━━━━━ Supplied records ━━━━━
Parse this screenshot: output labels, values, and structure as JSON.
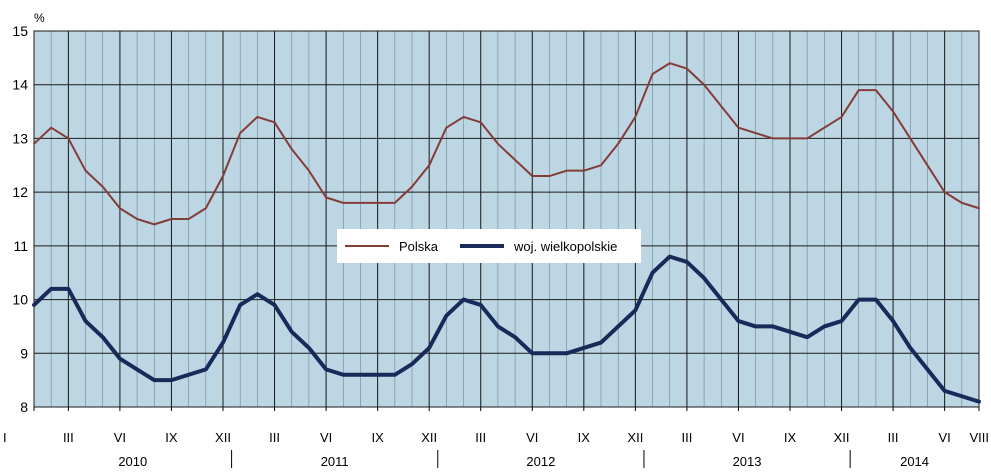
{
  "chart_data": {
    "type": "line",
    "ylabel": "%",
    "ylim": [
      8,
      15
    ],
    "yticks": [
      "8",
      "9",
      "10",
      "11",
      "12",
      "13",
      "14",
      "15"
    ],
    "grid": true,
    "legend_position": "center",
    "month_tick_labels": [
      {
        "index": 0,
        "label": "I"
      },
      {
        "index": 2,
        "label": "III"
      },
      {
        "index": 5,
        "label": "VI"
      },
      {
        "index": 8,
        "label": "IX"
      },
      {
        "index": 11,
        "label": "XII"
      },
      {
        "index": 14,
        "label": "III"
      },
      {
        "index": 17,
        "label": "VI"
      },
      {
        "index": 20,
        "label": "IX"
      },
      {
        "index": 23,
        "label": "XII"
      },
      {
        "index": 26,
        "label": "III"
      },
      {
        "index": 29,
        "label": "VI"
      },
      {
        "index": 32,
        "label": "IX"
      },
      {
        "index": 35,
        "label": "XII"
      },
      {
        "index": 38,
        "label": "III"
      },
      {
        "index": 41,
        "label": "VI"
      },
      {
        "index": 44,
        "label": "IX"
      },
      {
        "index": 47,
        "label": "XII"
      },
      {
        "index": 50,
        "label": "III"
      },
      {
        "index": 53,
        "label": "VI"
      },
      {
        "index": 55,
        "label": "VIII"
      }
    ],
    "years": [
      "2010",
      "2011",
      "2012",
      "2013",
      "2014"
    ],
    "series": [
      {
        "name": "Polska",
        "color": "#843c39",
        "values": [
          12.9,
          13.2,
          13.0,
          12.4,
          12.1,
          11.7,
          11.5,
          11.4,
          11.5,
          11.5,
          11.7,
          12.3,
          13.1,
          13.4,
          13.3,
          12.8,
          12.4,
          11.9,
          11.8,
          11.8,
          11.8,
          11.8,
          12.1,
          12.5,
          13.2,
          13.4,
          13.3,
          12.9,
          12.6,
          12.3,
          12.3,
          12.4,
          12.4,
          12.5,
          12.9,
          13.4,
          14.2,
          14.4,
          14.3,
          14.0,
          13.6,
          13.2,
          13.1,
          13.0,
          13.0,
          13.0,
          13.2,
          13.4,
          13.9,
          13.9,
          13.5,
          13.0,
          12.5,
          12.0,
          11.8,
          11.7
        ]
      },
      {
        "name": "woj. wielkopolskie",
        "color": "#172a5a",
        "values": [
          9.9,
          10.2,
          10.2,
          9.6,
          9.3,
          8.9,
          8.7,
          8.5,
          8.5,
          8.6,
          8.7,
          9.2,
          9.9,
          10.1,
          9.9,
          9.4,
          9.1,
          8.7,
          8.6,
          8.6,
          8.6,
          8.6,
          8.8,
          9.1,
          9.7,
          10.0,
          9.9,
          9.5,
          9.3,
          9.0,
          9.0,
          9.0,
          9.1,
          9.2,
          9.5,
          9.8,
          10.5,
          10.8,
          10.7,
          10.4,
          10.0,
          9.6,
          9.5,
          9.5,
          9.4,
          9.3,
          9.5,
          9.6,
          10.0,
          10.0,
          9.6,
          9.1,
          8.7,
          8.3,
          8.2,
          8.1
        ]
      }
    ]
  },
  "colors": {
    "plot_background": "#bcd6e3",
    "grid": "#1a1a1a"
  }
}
━━━━━
Copy each line of the entries that includes the word "name".

        "name": "Polska",
        "name": "woj. wielkopolskie",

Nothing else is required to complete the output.